* [PROBLEM STATEMENT] Below are the records; reproduce all of them exactly but without any images.

>> begin RECORDED INFORMATION

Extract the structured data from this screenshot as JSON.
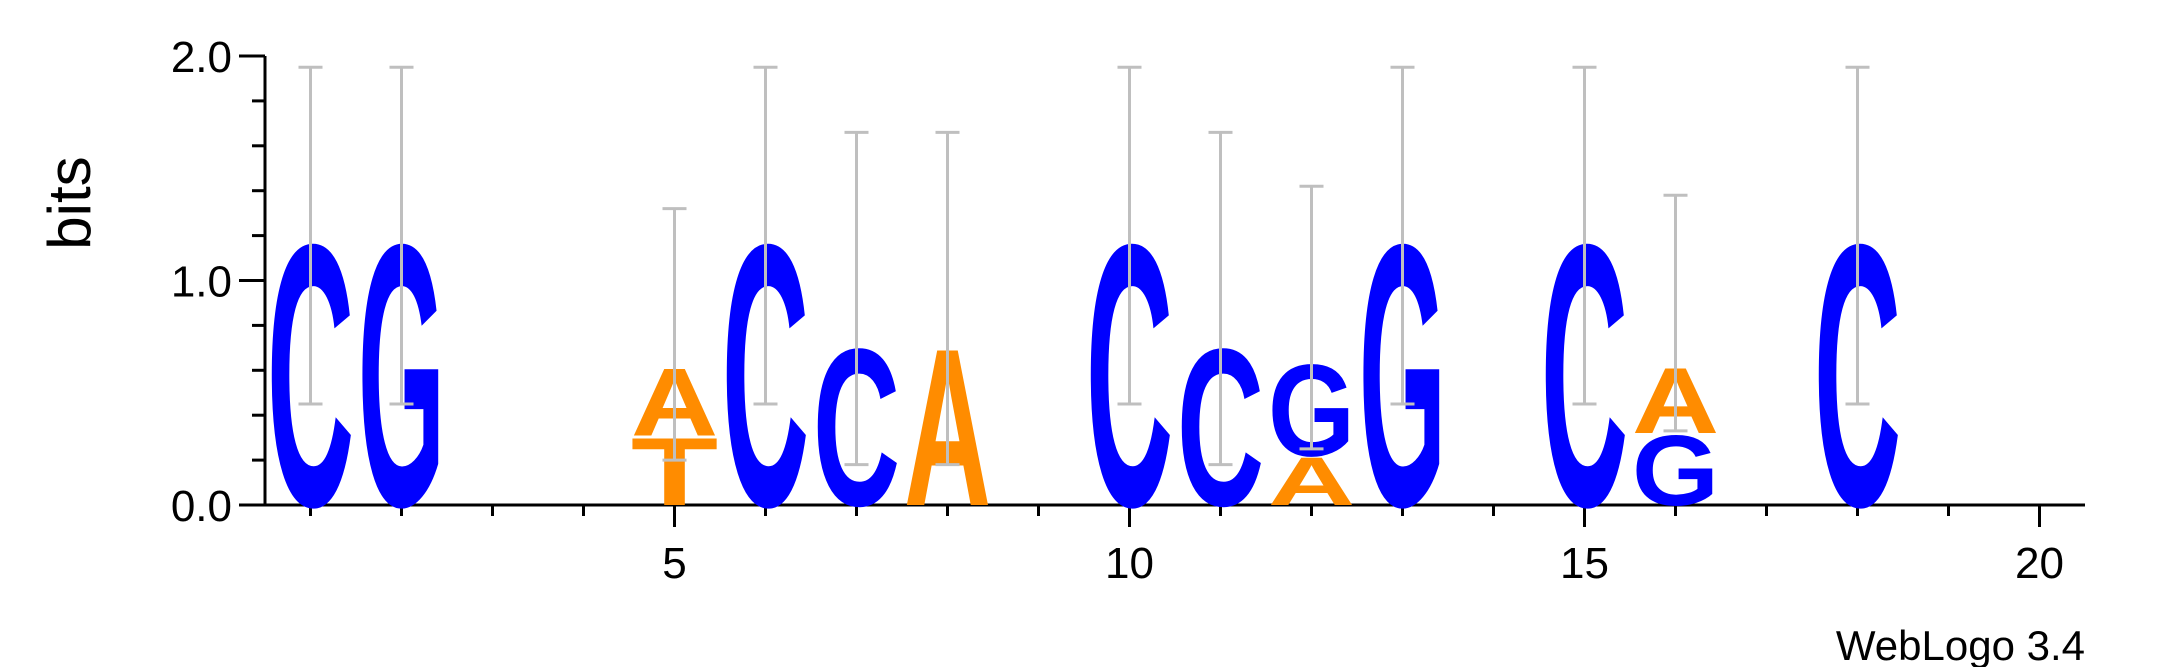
{
  "chart_data": {
    "type": "sequence-logo",
    "ylabel": "bits",
    "ylim": [
      0,
      2
    ],
    "yticks": [
      "0.0",
      "1.0",
      "2.0"
    ],
    "xlim": [
      0.5,
      20.5
    ],
    "xticks": [
      5,
      10,
      15,
      20
    ],
    "credit": "WebLogo 3.4",
    "colors": {
      "A": "#ff8c00",
      "T": "#ff8c00",
      "C": "#0000ff",
      "G": "#0000ff"
    },
    "error_bar_color": "#bfbfbf",
    "positions": [
      {
        "pos": 1,
        "stack": [
          {
            "letter": "C",
            "height": 1.2
          }
        ],
        "error": [
          0.45,
          1.95
        ]
      },
      {
        "pos": 2,
        "stack": [
          {
            "letter": "G",
            "height": 1.2
          }
        ],
        "error": [
          0.45,
          1.95
        ]
      },
      {
        "pos": 5,
        "stack": [
          {
            "letter": "T",
            "height": 0.31
          },
          {
            "letter": "A",
            "height": 0.31
          }
        ],
        "error": [
          0.2,
          1.32
        ]
      },
      {
        "pos": 6,
        "stack": [
          {
            "letter": "C",
            "height": 1.2
          }
        ],
        "error": [
          0.45,
          1.95
        ]
      },
      {
        "pos": 7,
        "stack": [
          {
            "letter": "C",
            "height": 0.72
          }
        ],
        "error": [
          0.18,
          1.66
        ]
      },
      {
        "pos": 8,
        "stack": [
          {
            "letter": "A",
            "height": 0.72
          }
        ],
        "error": [
          0.18,
          1.66
        ]
      },
      {
        "pos": 10,
        "stack": [
          {
            "letter": "C",
            "height": 1.2
          }
        ],
        "error": [
          0.45,
          1.95
        ]
      },
      {
        "pos": 11,
        "stack": [
          {
            "letter": "C",
            "height": 0.72
          }
        ],
        "error": [
          0.18,
          1.66
        ]
      },
      {
        "pos": 12,
        "stack": [
          {
            "letter": "A",
            "height": 0.22
          },
          {
            "letter": "G",
            "height": 0.42
          }
        ],
        "error": [
          0.25,
          1.42
        ]
      },
      {
        "pos": 13,
        "stack": [
          {
            "letter": "G",
            "height": 1.2
          }
        ],
        "error": [
          0.45,
          1.95
        ]
      },
      {
        "pos": 15,
        "stack": [
          {
            "letter": "C",
            "height": 1.2
          }
        ],
        "error": [
          0.45,
          1.95
        ]
      },
      {
        "pos": 16,
        "stack": [
          {
            "letter": "G",
            "height": 0.32
          },
          {
            "letter": "A",
            "height": 0.3
          }
        ],
        "error": [
          0.33,
          1.38
        ]
      },
      {
        "pos": 18,
        "stack": [
          {
            "letter": "C",
            "height": 1.2
          }
        ],
        "error": [
          0.45,
          1.95
        ]
      }
    ]
  }
}
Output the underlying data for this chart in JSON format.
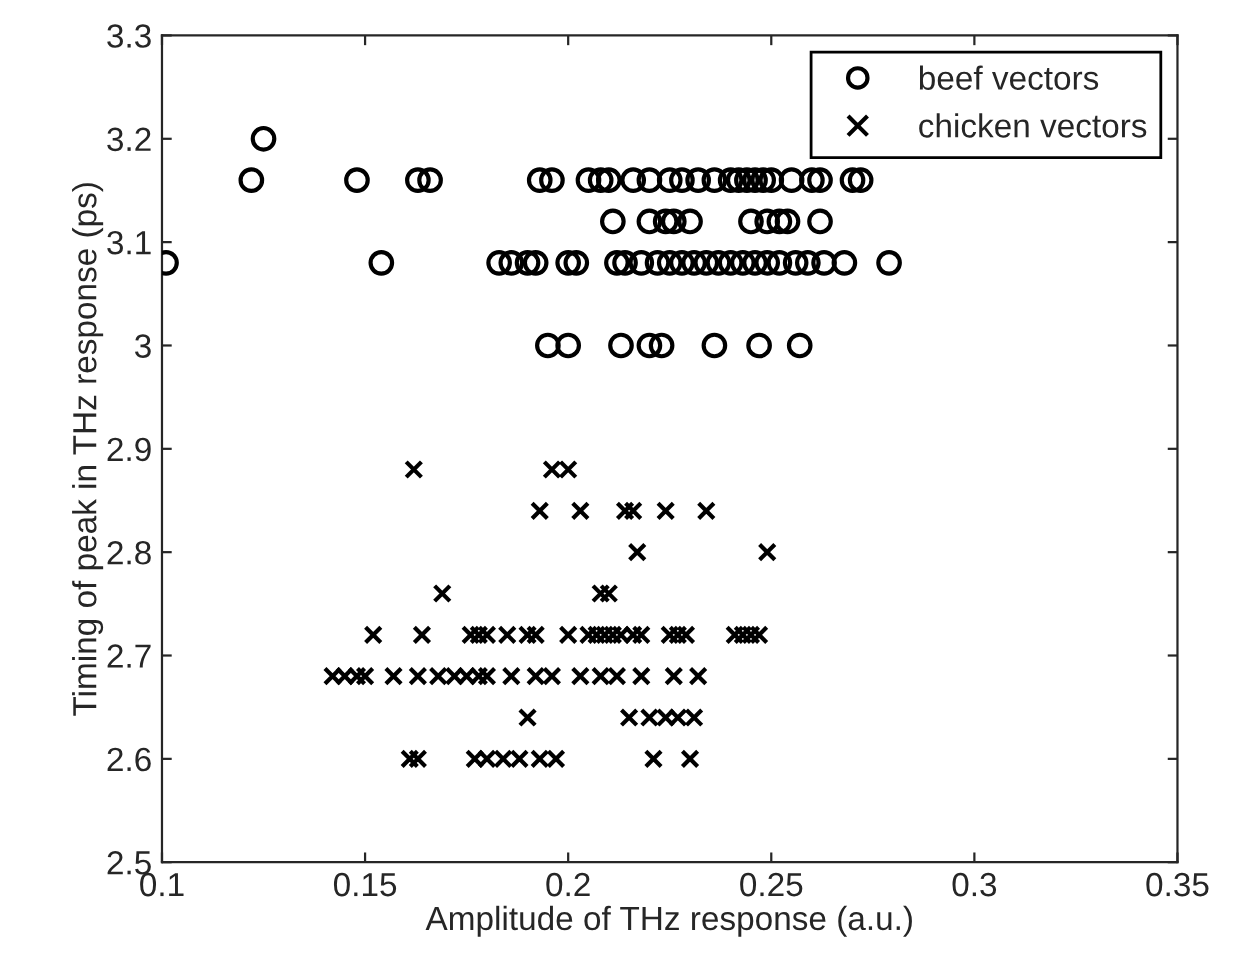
{
  "chart_data": {
    "type": "scatter",
    "xlabel": "Amplitude of THz response (a.u.)",
    "ylabel": "Timing of peak in THz response (ps)",
    "xlim": [
      0.1,
      0.35
    ],
    "xticks": [
      0.1,
      0.15,
      0.2,
      0.25,
      0.3,
      0.35
    ],
    "ylim": [
      2.5,
      3.3
    ],
    "yticks": [
      2.5,
      2.6,
      2.7,
      2.8,
      2.9,
      3,
      3.1,
      3.2,
      3.3
    ],
    "grid": false,
    "legend": "top right",
    "series": [
      {
        "name": "beef vectors",
        "color": "#000000",
        "marker": "circle",
        "x": [
          0.125,
          0.122,
          0.148,
          0.163,
          0.166,
          0.193,
          0.196,
          0.205,
          0.208,
          0.21,
          0.216,
          0.22,
          0.225,
          0.228,
          0.232,
          0.236,
          0.24,
          0.242,
          0.244,
          0.246,
          0.248,
          0.25,
          0.255,
          0.26,
          0.262,
          0.27,
          0.272,
          0.211,
          0.22,
          0.224,
          0.226,
          0.23,
          0.245,
          0.249,
          0.252,
          0.254,
          0.262,
          0.101,
          0.154,
          0.183,
          0.186,
          0.19,
          0.192,
          0.2,
          0.202,
          0.212,
          0.214,
          0.218,
          0.222,
          0.225,
          0.228,
          0.231,
          0.234,
          0.237,
          0.24,
          0.243,
          0.246,
          0.249,
          0.252,
          0.256,
          0.259,
          0.263,
          0.268,
          0.279,
          0.195,
          0.2,
          0.213,
          0.22,
          0.223,
          0.236,
          0.247,
          0.257
        ],
        "values": [
          3.2,
          3.16,
          3.16,
          3.16,
          3.16,
          3.16,
          3.16,
          3.16,
          3.16,
          3.16,
          3.16,
          3.16,
          3.16,
          3.16,
          3.16,
          3.16,
          3.16,
          3.16,
          3.16,
          3.16,
          3.16,
          3.16,
          3.16,
          3.16,
          3.16,
          3.16,
          3.16,
          3.12,
          3.12,
          3.12,
          3.12,
          3.12,
          3.12,
          3.12,
          3.12,
          3.12,
          3.12,
          3.08,
          3.08,
          3.08,
          3.08,
          3.08,
          3.08,
          3.08,
          3.08,
          3.08,
          3.08,
          3.08,
          3.08,
          3.08,
          3.08,
          3.08,
          3.08,
          3.08,
          3.08,
          3.08,
          3.08,
          3.08,
          3.08,
          3.08,
          3.08,
          3.08,
          3.08,
          3.08,
          3.0,
          3.0,
          3.0,
          3.0,
          3.0,
          3.0,
          3.0,
          3.0
        ]
      },
      {
        "name": "chicken vectors",
        "color": "#000000",
        "marker": "cross",
        "x": [
          0.162,
          0.196,
          0.2,
          0.193,
          0.203,
          0.214,
          0.216,
          0.224,
          0.234,
          0.217,
          0.249,
          0.169,
          0.208,
          0.21,
          0.152,
          0.164,
          0.176,
          0.178,
          0.18,
          0.185,
          0.19,
          0.192,
          0.2,
          0.205,
          0.207,
          0.209,
          0.211,
          0.213,
          0.216,
          0.218,
          0.225,
          0.227,
          0.229,
          0.241,
          0.243,
          0.245,
          0.247,
          0.142,
          0.145,
          0.148,
          0.15,
          0.157,
          0.163,
          0.168,
          0.172,
          0.175,
          0.178,
          0.18,
          0.186,
          0.192,
          0.196,
          0.203,
          0.208,
          0.212,
          0.218,
          0.226,
          0.232,
          0.19,
          0.215,
          0.22,
          0.224,
          0.227,
          0.231,
          0.161,
          0.163,
          0.177,
          0.18,
          0.184,
          0.188,
          0.193,
          0.197,
          0.221,
          0.23
        ],
        "values": [
          2.88,
          2.88,
          2.88,
          2.84,
          2.84,
          2.84,
          2.84,
          2.84,
          2.84,
          2.8,
          2.8,
          2.76,
          2.76,
          2.76,
          2.72,
          2.72,
          2.72,
          2.72,
          2.72,
          2.72,
          2.72,
          2.72,
          2.72,
          2.72,
          2.72,
          2.72,
          2.72,
          2.72,
          2.72,
          2.72,
          2.72,
          2.72,
          2.72,
          2.72,
          2.72,
          2.72,
          2.72,
          2.68,
          2.68,
          2.68,
          2.68,
          2.68,
          2.68,
          2.68,
          2.68,
          2.68,
          2.68,
          2.68,
          2.68,
          2.68,
          2.68,
          2.68,
          2.68,
          2.68,
          2.68,
          2.68,
          2.68,
          2.64,
          2.64,
          2.64,
          2.64,
          2.64,
          2.64,
          2.6,
          2.6,
          2.6,
          2.6,
          2.6,
          2.6,
          2.6,
          2.6,
          2.6,
          2.6
        ]
      }
    ]
  }
}
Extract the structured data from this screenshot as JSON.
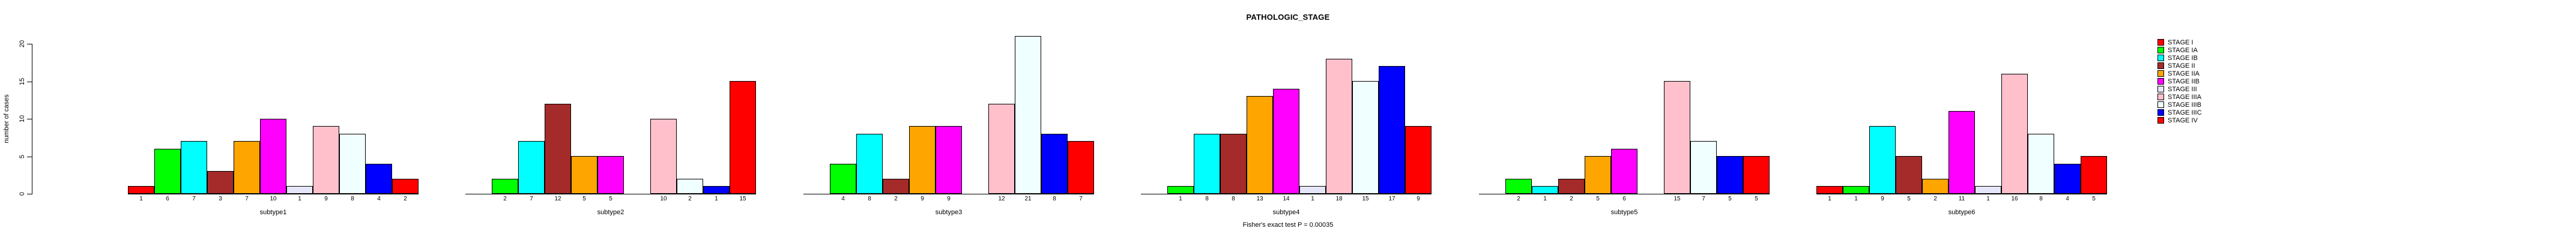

>> end RECORDED INFORMATION

* [TASK ANSWER]
Extract the structured data from this screenshot as JSON.
{
  "chart_data": {
    "type": "sequence-logo",
    "ylabel": "bits",
    "ylim": [
      0,
      2
    ],
    "yticks": [
      "0.0",
      "1.0",
      "2.0"
    ],
    "xlim": [
      0.5,
      20.5
    ],
    "xticks": [
      5,
      10,
      15,
      20
    ],
    "credit": "WebLogo 3.4",
    "colors": {
      "A": "#ff8c00",
      "T": "#ff8c00",
      "C": "#0000ff",
      "G": "#0000ff"
    },
    "error_bar_color": "#bfbfbf",
    "positions": [
      {
        "pos": 1,
        "stack": [
          {
            "letter": "C",
            "height": 1.2
          }
        ],
        "error": [
          0.45,
          1.95
        ]
      },
      {
        "pos": 2,
        "stack": [
          {
            "letter": "G",
            "height": 1.2
          }
        ],
        "error": [
          0.45,
          1.95
        ]
      },
      {
        "pos": 5,
        "stack": [
          {
            "letter": "T",
            "height": 0.31
          },
          {
            "letter": "A",
            "height": 0.31
          }
        ],
        "error": [
          0.2,
          1.32
        ]
      },
      {
        "pos": 6,
        "stack": [
          {
            "letter": "C",
            "height": 1.2
          }
        ],
        "error": [
          0.45,
          1.95
        ]
      },
      {
        "pos": 7,
        "stack": [
          {
            "letter": "C",
            "height": 0.72
          }
        ],
        "error": [
          0.18,
          1.66
        ]
      },
      {
        "pos": 8,
        "stack": [
          {
            "letter": "A",
            "height": 0.72
          }
        ],
        "error": [
          0.18,
          1.66
        ]
      },
      {
        "pos": 10,
        "stack": [
          {
            "letter": "C",
            "height": 1.2
          }
        ],
        "error": [
          0.45,
          1.95
        ]
      },
      {
        "pos": 11,
        "stack": [
          {
            "letter": "C",
            "height": 0.72
          }
        ],
        "error": [
          0.18,
          1.66
        ]
      },
      {
        "pos": 12,
        "stack": [
          {
            "letter": "A",
            "height": 0.22
          },
          {
            "letter": "G",
            "height": 0.42
          }
        ],
        "error": [
          0.25,
          1.42
        ]
      },
      {
        "pos": 13,
        "stack": [
          {
            "letter": "G",
            "height": 1.2
          }
        ],
        "error": [
          0.45,
          1.95
        ]
      },
      {
        "pos": 15,
        "stack": [
          {
            "letter": "C",
            "height": 1.2
          }
        ],
        "error": [
          0.45,
          1.95
        ]
      },
      {
        "pos": 16,
        "stack": [
          {
            "letter": "G",
            "height": 0.32
          },
          {
            "letter": "A",
            "height": 0.3
          }
        ],
        "error": [
          0.33,
          1.38
        ]
      },
      {
        "pos": 18,
        "stack": [
          {
            "letter": "C",
            "height": 1.2
          }
        ],
        "error": [
          0.45,
          1.95
        ]
      }
    ]
  }
}
Output the underlying data for this chart in JSON format.
{
  "chart_data": {
    "type": "scatter",
    "xlabel": "Amplitude of THz response (a.u.)",
    "ylabel": "Timing of peak in THz response (ps)",
    "xlim": [
      0.1,
      0.35
    ],
    "xticks": [
      0.1,
      0.15,
      0.2,
      0.25,
      0.3,
      0.35
    ],
    "ylim": [
      2.5,
      3.3
    ],
    "yticks": [
      2.5,
      2.6,
      2.7,
      2.8,
      2.9,
      3,
      3.1,
      3.2,
      3.3
    ],
    "grid": false,
    "legend": "top right",
    "series": [
      {
        "name": "beef vectors",
        "color": "#000000",
        "marker": "circle",
        "x": [
          0.125,
          0.122,
          0.148,
          0.163,
          0.166,
          0.193,
          0.196,
          0.205,
          0.208,
          0.21,
          0.216,
          0.22,
          0.225,
          0.228,
          0.232,
          0.236,
          0.24,
          0.242,
          0.244,
          0.246,
          0.248,
          0.25,
          0.255,
          0.26,
          0.262,
          0.27,
          0.272,
          0.211,
          0.22,
          0.224,
          0.226,
          0.23,
          0.245,
          0.249,
          0.252,
          0.254,
          0.262,
          0.101,
          0.154,
          0.183,
          0.186,
          0.19,
          0.192,
          0.2,
          0.202,
          0.212,
          0.214,
          0.218,
          0.222,
          0.225,
          0.228,
          0.231,
          0.234,
          0.237,
          0.24,
          0.243,
          0.246,
          0.249,
          0.252,
          0.256,
          0.259,
          0.263,
          0.268,
          0.279,
          0.195,
          0.2,
          0.213,
          0.22,
          0.223,
          0.236,
          0.247,
          0.257
        ],
        "values": [
          3.2,
          3.16,
          3.16,
          3.16,
          3.16,
          3.16,
          3.16,
          3.16,
          3.16,
          3.16,
          3.16,
          3.16,
          3.16,
          3.16,
          3.16,
          3.16,
          3.16,
          3.16,
          3.16,
          3.16,
          3.16,
          3.16,
          3.16,
          3.16,
          3.16,
          3.16,
          3.16,
          3.12,
          3.12,
          3.12,
          3.12,
          3.12,
          3.12,
          3.12,
          3.12,
          3.12,
          3.12,
          3.08,
          3.08,
          3.08,
          3.08,
          3.08,
          3.08,
          3.08,
          3.08,
          3.08,
          3.08,
          3.08,
          3.08,
          3.08,
          3.08,
          3.08,
          3.08,
          3.08,
          3.08,
          3.08,
          3.08,
          3.08,
          3.08,
          3.08,
          3.08,
          3.08,
          3.08,
          3.08,
          3.0,
          3.0,
          3.0,
          3.0,
          3.0,
          3.0,
          3.0,
          3.0
        ]
      },
      {
        "name": "chicken vectors",
        "color": "#000000",
        "marker": "cross",
        "x": [
          0.162,
          0.196,
          0.2,
          0.193,
          0.203,
          0.214,
          0.216,
          0.224,
          0.234,
          0.217,
          0.249,
          0.169,
          0.208,
          0.21,
          0.152,
          0.164,
          0.176,
          0.178,
          0.18,
          0.185,
          0.19,
          0.192,
          0.2,
          0.205,
          0.207,
          0.209,
          0.211,
          0.213,
          0.216,
          0.218,
          0.225,
          0.227,
          0.229,
          0.241,
          0.243,
          0.245,
          0.247,
          0.142,
          0.145,
          0.148,
          0.15,
          0.157,
          0.163,
          0.168,
          0.172,
          0.175,
          0.178,
          0.18,
          0.186,
          0.192,
          0.196,
          0.203,
          0.208,
          0.212,
          0.218,
          0.226,
          0.232,
          0.19,
          0.215,
          0.22,
          0.224,
          0.227,
          0.231,
          0.161,
          0.163,
          0.177,
          0.18,
          0.184,
          0.188,
          0.193,
          0.197,
          0.221,
          0.23
        ],
        "values": [
          2.88,
          2.88,
          2.88,
          2.84,
          2.84,
          2.84,
          2.84,
          2.84,
          2.84,
          2.8,
          2.8,
          2.76,
          2.76,
          2.76,
          2.72,
          2.72,
          2.72,
          2.72,
          2.72,
          2.72,
          2.72,
          2.72,
          2.72,
          2.72,
          2.72,
          2.72,
          2.72,
          2.72,
          2.72,
          2.72,
          2.72,
          2.72,
          2.72,
          2.72,
          2.72,
          2.72,
          2.72,
          2.68,
          2.68,
          2.68,
          2.68,
          2.68,
          2.68,
          2.68,
          2.68,
          2.68,
          2.68,
          2.68,
          2.68,
          2.68,
          2.68,
          2.68,
          2.68,
          2.68,
          2.68,
          2.68,
          2.68,
          2.64,
          2.64,
          2.64,
          2.64,
          2.64,
          2.64,
          2.6,
          2.6,
          2.6,
          2.6,
          2.6,
          2.6,
          2.6,
          2.6,
          2.6,
          2.6
        ]
      }
    ]
  }
}
Extract the structured data from this screenshot as JSON.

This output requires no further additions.